• **Problem details**: Identify every line in the records below that contains the word "Medical", and copy each of those lines.

Supplied material: Begin

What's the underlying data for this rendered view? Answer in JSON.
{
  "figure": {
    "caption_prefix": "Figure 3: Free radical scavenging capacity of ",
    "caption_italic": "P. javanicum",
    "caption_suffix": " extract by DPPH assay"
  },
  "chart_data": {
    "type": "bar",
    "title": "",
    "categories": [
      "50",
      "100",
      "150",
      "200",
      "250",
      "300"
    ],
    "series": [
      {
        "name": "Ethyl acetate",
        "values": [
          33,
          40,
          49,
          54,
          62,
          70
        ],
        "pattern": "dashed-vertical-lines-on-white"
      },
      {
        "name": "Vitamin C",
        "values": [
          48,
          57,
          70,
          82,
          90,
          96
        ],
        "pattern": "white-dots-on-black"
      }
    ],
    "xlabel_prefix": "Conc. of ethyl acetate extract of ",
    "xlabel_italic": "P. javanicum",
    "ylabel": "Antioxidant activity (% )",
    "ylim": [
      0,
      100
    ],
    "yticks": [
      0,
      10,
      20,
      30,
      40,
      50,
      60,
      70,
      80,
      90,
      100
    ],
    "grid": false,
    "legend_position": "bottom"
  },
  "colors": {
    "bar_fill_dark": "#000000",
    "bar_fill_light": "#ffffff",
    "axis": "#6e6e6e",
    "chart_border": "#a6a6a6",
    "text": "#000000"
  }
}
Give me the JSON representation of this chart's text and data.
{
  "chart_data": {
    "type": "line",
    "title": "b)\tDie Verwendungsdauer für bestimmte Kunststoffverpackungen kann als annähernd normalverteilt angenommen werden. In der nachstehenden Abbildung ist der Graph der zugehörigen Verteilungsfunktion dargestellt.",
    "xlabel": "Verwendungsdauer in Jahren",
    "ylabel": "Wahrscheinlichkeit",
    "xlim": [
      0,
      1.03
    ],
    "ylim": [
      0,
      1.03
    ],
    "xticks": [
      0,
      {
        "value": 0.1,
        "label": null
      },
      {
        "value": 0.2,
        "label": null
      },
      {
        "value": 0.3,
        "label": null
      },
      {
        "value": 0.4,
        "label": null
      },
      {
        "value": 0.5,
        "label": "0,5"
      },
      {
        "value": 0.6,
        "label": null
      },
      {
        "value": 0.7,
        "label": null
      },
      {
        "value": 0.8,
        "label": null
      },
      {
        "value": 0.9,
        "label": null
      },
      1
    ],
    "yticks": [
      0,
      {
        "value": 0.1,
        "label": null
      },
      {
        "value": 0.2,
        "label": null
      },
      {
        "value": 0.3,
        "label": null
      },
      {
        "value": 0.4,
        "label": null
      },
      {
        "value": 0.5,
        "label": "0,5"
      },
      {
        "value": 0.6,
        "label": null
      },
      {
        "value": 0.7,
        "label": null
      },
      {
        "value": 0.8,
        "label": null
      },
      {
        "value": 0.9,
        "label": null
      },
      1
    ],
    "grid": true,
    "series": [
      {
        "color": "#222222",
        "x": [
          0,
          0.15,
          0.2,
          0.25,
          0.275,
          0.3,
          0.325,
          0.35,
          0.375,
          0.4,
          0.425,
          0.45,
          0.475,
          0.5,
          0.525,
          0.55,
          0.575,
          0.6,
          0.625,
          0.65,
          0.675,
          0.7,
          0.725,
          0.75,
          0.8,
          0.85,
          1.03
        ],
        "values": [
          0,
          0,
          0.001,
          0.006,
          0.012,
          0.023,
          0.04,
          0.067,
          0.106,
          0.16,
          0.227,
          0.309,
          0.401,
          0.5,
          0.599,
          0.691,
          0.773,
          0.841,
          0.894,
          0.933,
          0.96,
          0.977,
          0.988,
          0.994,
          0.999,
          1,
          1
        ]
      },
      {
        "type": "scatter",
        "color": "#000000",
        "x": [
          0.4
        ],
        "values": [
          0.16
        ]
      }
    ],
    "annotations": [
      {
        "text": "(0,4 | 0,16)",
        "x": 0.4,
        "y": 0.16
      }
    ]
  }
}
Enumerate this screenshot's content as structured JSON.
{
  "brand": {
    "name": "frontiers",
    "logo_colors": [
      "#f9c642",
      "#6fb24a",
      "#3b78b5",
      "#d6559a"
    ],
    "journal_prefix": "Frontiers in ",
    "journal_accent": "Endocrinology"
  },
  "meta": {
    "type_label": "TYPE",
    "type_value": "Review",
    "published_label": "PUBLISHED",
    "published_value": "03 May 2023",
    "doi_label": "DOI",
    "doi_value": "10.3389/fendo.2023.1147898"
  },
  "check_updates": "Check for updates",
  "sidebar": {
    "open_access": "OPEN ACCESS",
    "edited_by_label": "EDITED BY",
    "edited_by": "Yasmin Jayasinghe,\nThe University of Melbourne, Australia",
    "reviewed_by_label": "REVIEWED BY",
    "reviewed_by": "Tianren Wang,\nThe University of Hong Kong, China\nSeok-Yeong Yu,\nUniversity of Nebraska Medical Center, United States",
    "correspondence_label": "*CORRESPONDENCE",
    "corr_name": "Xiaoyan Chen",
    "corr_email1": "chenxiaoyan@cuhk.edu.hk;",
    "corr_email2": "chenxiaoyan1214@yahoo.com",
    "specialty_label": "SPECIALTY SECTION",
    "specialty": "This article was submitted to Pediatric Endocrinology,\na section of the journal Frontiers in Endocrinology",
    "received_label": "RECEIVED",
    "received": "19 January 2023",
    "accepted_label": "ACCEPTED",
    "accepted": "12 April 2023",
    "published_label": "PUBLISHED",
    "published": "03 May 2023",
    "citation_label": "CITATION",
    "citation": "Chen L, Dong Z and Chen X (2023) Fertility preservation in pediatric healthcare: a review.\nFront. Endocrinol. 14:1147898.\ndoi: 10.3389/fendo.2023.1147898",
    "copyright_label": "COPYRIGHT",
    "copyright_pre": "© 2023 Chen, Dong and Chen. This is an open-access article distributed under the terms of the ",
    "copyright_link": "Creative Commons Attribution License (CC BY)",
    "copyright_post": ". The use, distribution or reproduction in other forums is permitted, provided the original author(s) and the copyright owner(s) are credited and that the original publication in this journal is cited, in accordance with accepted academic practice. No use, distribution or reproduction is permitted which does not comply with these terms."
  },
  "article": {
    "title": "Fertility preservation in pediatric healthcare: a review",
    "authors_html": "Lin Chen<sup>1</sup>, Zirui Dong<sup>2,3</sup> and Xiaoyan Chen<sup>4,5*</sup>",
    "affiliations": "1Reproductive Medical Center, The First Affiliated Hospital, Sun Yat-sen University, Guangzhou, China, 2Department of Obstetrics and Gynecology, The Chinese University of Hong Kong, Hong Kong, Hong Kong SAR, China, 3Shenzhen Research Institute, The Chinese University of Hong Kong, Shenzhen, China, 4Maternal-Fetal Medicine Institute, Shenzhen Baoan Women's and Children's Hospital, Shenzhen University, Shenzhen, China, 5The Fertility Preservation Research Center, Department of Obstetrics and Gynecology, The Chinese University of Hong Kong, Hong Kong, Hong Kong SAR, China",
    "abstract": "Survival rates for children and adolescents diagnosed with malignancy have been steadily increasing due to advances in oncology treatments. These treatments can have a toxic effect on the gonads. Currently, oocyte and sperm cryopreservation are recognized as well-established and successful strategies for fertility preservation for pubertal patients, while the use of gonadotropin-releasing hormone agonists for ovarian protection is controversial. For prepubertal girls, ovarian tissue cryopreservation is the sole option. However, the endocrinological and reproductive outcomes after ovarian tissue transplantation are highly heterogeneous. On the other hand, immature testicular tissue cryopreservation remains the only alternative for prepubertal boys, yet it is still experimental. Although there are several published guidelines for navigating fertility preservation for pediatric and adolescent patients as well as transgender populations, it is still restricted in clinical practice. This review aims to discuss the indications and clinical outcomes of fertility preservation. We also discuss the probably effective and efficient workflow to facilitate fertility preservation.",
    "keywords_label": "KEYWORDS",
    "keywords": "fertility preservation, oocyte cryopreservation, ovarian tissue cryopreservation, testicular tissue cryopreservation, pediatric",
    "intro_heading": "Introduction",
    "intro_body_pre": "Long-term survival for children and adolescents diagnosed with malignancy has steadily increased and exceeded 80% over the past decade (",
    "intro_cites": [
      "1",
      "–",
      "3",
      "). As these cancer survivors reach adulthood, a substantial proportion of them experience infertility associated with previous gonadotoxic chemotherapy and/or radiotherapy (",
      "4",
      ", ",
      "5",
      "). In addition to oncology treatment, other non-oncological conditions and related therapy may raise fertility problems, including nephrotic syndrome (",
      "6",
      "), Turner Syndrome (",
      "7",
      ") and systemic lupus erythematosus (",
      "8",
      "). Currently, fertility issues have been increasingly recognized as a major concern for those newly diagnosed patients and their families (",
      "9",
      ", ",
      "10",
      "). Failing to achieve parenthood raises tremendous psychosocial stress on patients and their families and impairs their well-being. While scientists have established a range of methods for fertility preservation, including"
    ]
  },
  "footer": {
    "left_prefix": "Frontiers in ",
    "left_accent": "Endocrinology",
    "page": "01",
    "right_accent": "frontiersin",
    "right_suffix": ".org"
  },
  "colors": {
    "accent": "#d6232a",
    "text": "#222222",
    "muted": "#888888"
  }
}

Supplied material: End

• **Expected answer**:
    "reviewed_by": "Tianren Wang,\nThe University of Hong Kong, China\nSeok-Yeong Yu,\nUniversity of Nebraska Medical Center, United States",
    "affiliations": "1Reproductive Medical Center, The First Affiliated Hospital, Sun Yat-sen University, Guangzhou, China, 2Department of Obstetrics and Gynecology, The Chinese University of Hong Kong, Hong Kong, Hong Kong SAR, China, 3Shenzhen Research Institute, The Chinese University of Hong Kong, Shenzhen, China, 4Maternal-Fetal Medicine Institute, Shenzhen Baoan Women's and Children's Hospital, Shenzhen University, Shenzhen, China, 5The Fertility Preservation Research Center, Department of Obstetrics and Gynecology, The Chinese University of Hong Kong, Hong Kong, Hong Kong SAR, China",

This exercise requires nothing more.